** START OF Task material **

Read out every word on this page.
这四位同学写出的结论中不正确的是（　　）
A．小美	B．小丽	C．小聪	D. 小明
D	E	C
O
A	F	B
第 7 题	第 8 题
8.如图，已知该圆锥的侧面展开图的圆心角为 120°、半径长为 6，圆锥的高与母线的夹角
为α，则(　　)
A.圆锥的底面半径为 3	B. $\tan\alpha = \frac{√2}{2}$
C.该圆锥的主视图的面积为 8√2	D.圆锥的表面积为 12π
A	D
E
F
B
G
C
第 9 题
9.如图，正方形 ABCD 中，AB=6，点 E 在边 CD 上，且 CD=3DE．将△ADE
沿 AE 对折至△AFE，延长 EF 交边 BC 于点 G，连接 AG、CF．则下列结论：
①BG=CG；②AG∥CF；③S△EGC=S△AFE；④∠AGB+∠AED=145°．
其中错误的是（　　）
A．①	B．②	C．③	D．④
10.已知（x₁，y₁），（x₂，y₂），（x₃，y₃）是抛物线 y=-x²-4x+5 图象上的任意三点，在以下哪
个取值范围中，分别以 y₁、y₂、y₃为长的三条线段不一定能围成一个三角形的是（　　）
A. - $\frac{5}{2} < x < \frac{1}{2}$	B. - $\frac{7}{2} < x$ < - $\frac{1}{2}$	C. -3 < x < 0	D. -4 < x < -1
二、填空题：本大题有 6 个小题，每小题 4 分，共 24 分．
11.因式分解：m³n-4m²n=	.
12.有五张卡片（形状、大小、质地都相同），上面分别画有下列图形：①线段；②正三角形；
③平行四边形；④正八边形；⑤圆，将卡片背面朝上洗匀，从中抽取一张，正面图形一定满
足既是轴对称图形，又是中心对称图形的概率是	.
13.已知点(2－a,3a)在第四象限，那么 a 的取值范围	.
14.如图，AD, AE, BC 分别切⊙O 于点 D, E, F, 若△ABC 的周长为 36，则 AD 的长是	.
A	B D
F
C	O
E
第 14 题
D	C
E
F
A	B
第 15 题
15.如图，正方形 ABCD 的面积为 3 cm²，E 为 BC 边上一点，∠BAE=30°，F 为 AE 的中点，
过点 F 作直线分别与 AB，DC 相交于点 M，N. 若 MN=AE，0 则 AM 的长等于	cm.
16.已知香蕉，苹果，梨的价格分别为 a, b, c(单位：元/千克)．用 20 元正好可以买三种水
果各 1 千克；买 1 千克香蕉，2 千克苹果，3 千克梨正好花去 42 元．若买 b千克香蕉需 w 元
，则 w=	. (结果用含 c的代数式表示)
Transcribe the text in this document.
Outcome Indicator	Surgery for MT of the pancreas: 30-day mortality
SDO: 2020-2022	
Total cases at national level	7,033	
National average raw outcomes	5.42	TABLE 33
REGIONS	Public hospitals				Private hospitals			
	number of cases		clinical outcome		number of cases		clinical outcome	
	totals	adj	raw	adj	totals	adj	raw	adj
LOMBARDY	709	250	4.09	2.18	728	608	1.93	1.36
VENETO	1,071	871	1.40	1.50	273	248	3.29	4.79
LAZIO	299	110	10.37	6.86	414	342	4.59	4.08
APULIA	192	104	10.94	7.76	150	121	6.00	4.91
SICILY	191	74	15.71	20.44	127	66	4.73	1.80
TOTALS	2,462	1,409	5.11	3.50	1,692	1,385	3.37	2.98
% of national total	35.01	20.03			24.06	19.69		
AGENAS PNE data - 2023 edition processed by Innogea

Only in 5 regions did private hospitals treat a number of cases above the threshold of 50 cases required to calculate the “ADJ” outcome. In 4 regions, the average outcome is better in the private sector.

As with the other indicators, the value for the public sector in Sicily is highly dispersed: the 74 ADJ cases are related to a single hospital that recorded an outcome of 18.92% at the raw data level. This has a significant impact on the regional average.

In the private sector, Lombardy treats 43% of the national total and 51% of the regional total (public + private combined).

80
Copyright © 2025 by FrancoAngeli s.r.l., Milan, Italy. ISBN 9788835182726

** END OF Task material **

__Problem to solve__: Work through the records line by line and tally those holding "data". Reply with the number alone.

__Written answer__: 2